Data provided:
------------------------------------
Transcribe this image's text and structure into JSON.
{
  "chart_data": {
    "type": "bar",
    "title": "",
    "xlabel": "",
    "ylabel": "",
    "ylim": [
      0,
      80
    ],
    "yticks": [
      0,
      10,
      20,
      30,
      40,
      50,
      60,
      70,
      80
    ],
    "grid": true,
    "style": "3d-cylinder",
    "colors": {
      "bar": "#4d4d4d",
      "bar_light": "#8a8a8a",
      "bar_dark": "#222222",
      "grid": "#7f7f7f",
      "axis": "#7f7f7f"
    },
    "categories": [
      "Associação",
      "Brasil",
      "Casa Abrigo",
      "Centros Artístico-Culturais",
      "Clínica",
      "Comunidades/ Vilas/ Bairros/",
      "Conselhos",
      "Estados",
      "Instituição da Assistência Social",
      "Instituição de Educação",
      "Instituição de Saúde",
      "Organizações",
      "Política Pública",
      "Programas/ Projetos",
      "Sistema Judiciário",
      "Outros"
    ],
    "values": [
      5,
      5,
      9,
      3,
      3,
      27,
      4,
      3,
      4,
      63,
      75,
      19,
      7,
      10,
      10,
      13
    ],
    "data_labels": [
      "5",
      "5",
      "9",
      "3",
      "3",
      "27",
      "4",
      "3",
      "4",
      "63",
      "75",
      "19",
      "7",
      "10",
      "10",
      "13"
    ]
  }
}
------------------------------------
What the exercise asks: Report every line in the data above in which the word "Instituição" appears.

Final result:
      "Instituição da Assistência Social",
      "Instituição de Educação",
      "Instituição de Saúde",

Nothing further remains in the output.